Pictures do not belong in your copy. Repeat all the other data exactly.

::: Exercise material :::

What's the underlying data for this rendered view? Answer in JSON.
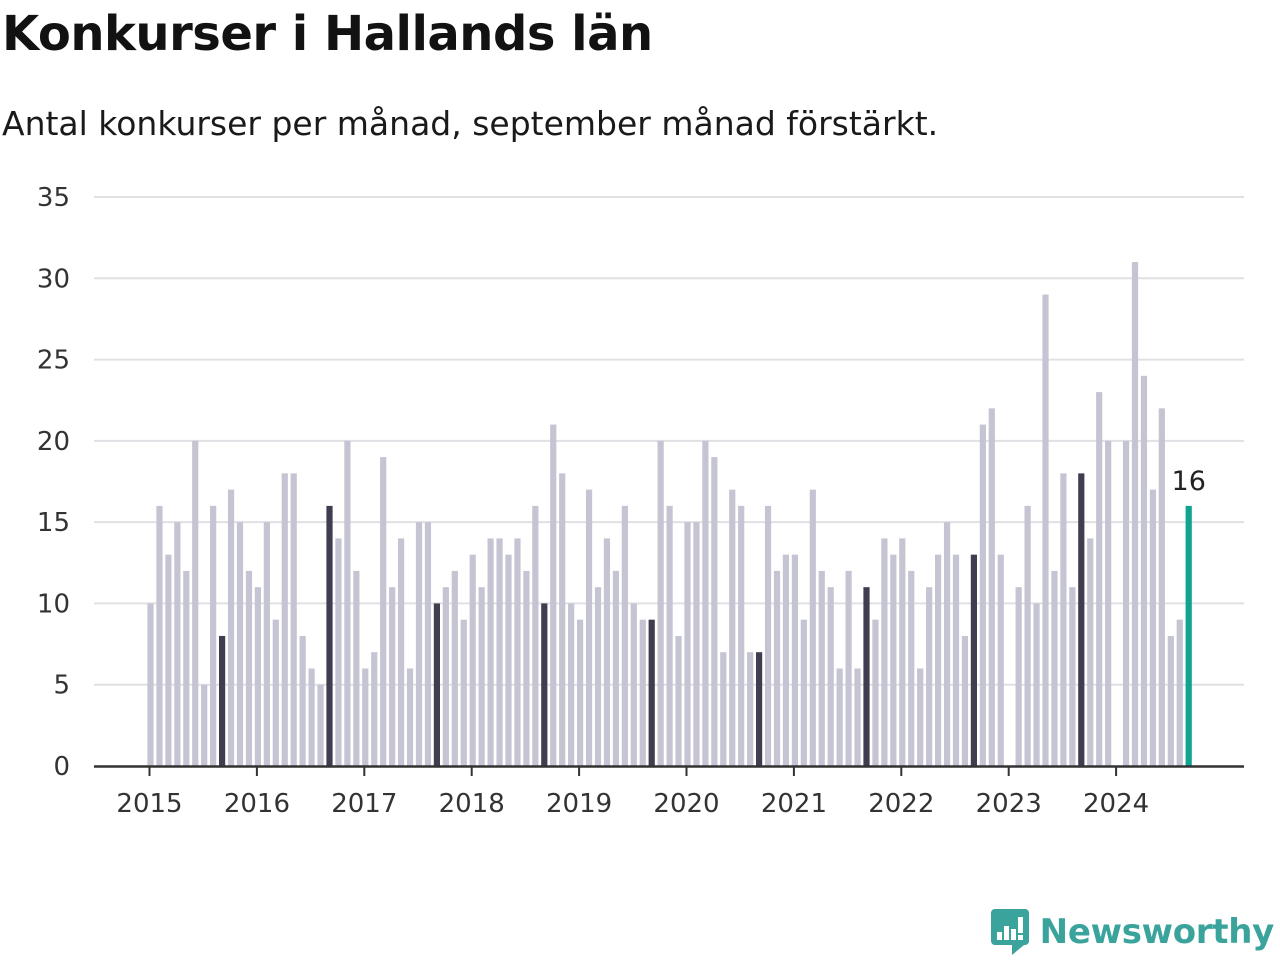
{
  "header": {
    "title": "Konkurser i Hallands län",
    "subtitle": "Antal konkurser per månad, september månad förstärkt."
  },
  "brand": {
    "name": "Newsworthy",
    "logo_icon": "newsworthy-logo-icon"
  },
  "colors": {
    "bar_default": "#c5c4d2",
    "bar_september": "#3f3d4f",
    "bar_latest": "#10a392",
    "gridline": "#e1e0e5",
    "axis": "#333333",
    "brand": "#3aa39b"
  },
  "chart_data": {
    "type": "bar",
    "title": "Konkurser i Hallands län",
    "subtitle": "Antal konkurser per månad, september månad förstärkt.",
    "xlabel": "",
    "ylabel": "",
    "ylim": [
      0,
      35
    ],
    "yticks": [
      0,
      5,
      10,
      15,
      20,
      25,
      30,
      35
    ],
    "xtick_labels": [
      "2015",
      "2016",
      "2017",
      "2018",
      "2019",
      "2020",
      "2021",
      "2022",
      "2023",
      "2024"
    ],
    "grid": true,
    "highlight_month": "september",
    "start": "2015-01",
    "end": "2024-09",
    "latest_value_label": "16",
    "series": [
      {
        "year": "2015",
        "values": [
          10,
          16,
          13,
          15,
          12,
          20,
          5,
          16,
          8,
          17,
          15,
          12
        ]
      },
      {
        "year": "2016",
        "values": [
          11,
          15,
          9,
          18,
          18,
          8,
          6,
          5,
          16,
          14,
          20,
          12
        ]
      },
      {
        "year": "2017",
        "values": [
          6,
          7,
          19,
          11,
          14,
          6,
          15,
          15,
          10,
          11,
          12,
          9
        ]
      },
      {
        "year": "2018",
        "values": [
          13,
          11,
          14,
          14,
          13,
          14,
          12,
          16,
          10,
          21,
          18,
          10
        ]
      },
      {
        "year": "2019",
        "values": [
          9,
          17,
          11,
          14,
          12,
          16,
          10,
          9,
          9,
          20,
          16,
          8
        ]
      },
      {
        "year": "2020",
        "values": [
          15,
          15,
          20,
          19,
          7,
          17,
          16,
          7,
          7,
          16,
          12,
          13
        ]
      },
      {
        "year": "2021",
        "values": [
          13,
          9,
          17,
          12,
          11,
          6,
          12,
          6,
          11,
          9,
          14,
          13
        ]
      },
      {
        "year": "2022",
        "values": [
          14,
          12,
          6,
          11,
          13,
          15,
          13,
          8,
          13,
          21,
          22,
          13
        ]
      },
      {
        "year": "2023",
        "values": [
          0,
          11,
          16,
          10,
          29,
          12,
          18,
          11,
          18,
          14,
          23,
          20
        ]
      },
      {
        "year": "2024",
        "values": [
          0,
          20,
          31,
          24,
          17,
          22,
          8,
          9,
          16
        ]
      }
    ]
  }
}
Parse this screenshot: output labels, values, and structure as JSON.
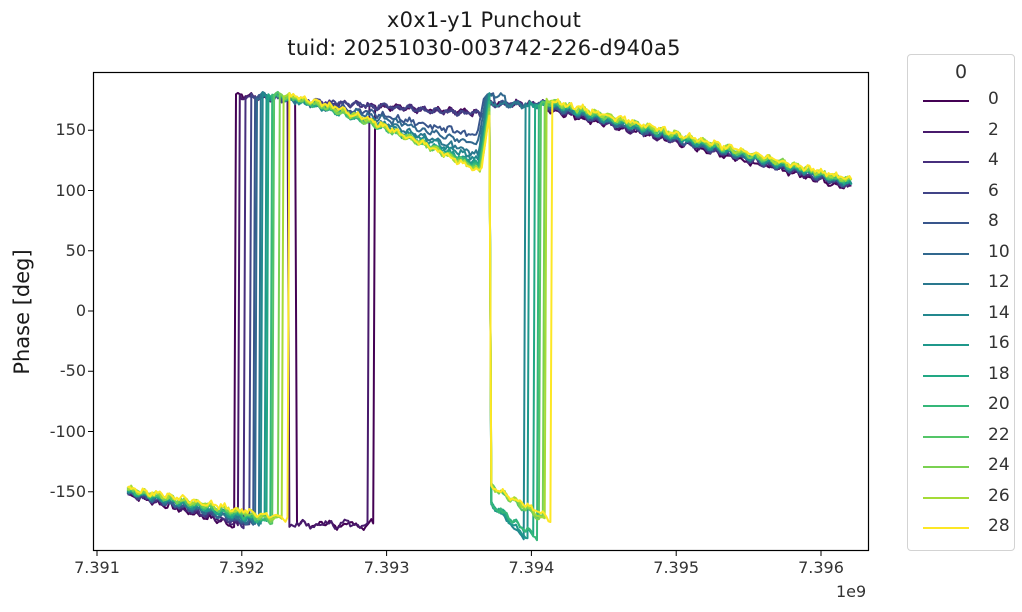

:::

:: Worked solution ::
What's the underlying data for this rendered view? Answer in JSON.
{
  "header": {
    "title": "Konkurser i Hallands län",
    "subtitle": "Antal konkurser per månad, september månad förstärkt."
  },
  "brand": {
    "name": "Newsworthy",
    "logo_icon": "newsworthy-logo-icon"
  },
  "colors": {
    "bar_default": "#c5c4d2",
    "bar_september": "#3f3d4f",
    "bar_latest": "#10a392",
    "gridline": "#e1e0e5",
    "axis": "#333333",
    "brand": "#3aa39b"
  },
  "chart_data": {
    "type": "bar",
    "title": "Konkurser i Hallands län",
    "subtitle": "Antal konkurser per månad, september månad förstärkt.",
    "xlabel": "",
    "ylabel": "",
    "ylim": [
      0,
      35
    ],
    "yticks": [
      0,
      5,
      10,
      15,
      20,
      25,
      30,
      35
    ],
    "xtick_labels": [
      "2015",
      "2016",
      "2017",
      "2018",
      "2019",
      "2020",
      "2021",
      "2022",
      "2023",
      "2024"
    ],
    "grid": true,
    "highlight_month": "september",
    "start": "2015-01",
    "end": "2024-09",
    "latest_value_label": "16",
    "series": [
      {
        "year": "2015",
        "values": [
          10,
          16,
          13,
          15,
          12,
          20,
          5,
          16,
          8,
          17,
          15,
          12
        ]
      },
      {
        "year": "2016",
        "values": [
          11,
          15,
          9,
          18,
          18,
          8,
          6,
          5,
          16,
          14,
          20,
          12
        ]
      },
      {
        "year": "2017",
        "values": [
          6,
          7,
          19,
          11,
          14,
          6,
          15,
          15,
          10,
          11,
          12,
          9
        ]
      },
      {
        "year": "2018",
        "values": [
          13,
          11,
          14,
          14,
          13,
          14,
          12,
          16,
          10,
          21,
          18,
          10
        ]
      },
      {
        "year": "2019",
        "values": [
          9,
          17,
          11,
          14,
          12,
          16,
          10,
          9,
          9,
          20,
          16,
          8
        ]
      },
      {
        "year": "2020",
        "values": [
          15,
          15,
          20,
          19,
          7,
          17,
          16,
          7,
          7,
          16,
          12,
          13
        ]
      },
      {
        "year": "2021",
        "values": [
          13,
          9,
          17,
          12,
          11,
          6,
          12,
          6,
          11,
          9,
          14,
          13
        ]
      },
      {
        "year": "2022",
        "values": [
          14,
          12,
          6,
          11,
          13,
          15,
          13,
          8,
          13,
          21,
          22,
          13
        ]
      },
      {
        "year": "2023",
        "values": [
          0,
          11,
          16,
          10,
          29,
          12,
          18,
          11,
          18,
          14,
          23,
          20
        ]
      },
      {
        "year": "2024",
        "values": [
          0,
          20,
          31,
          24,
          17,
          22,
          8,
          9,
          16
        ]
      }
    ]
  }
}
Parse this screenshot: output labels, values, and structure as JSON.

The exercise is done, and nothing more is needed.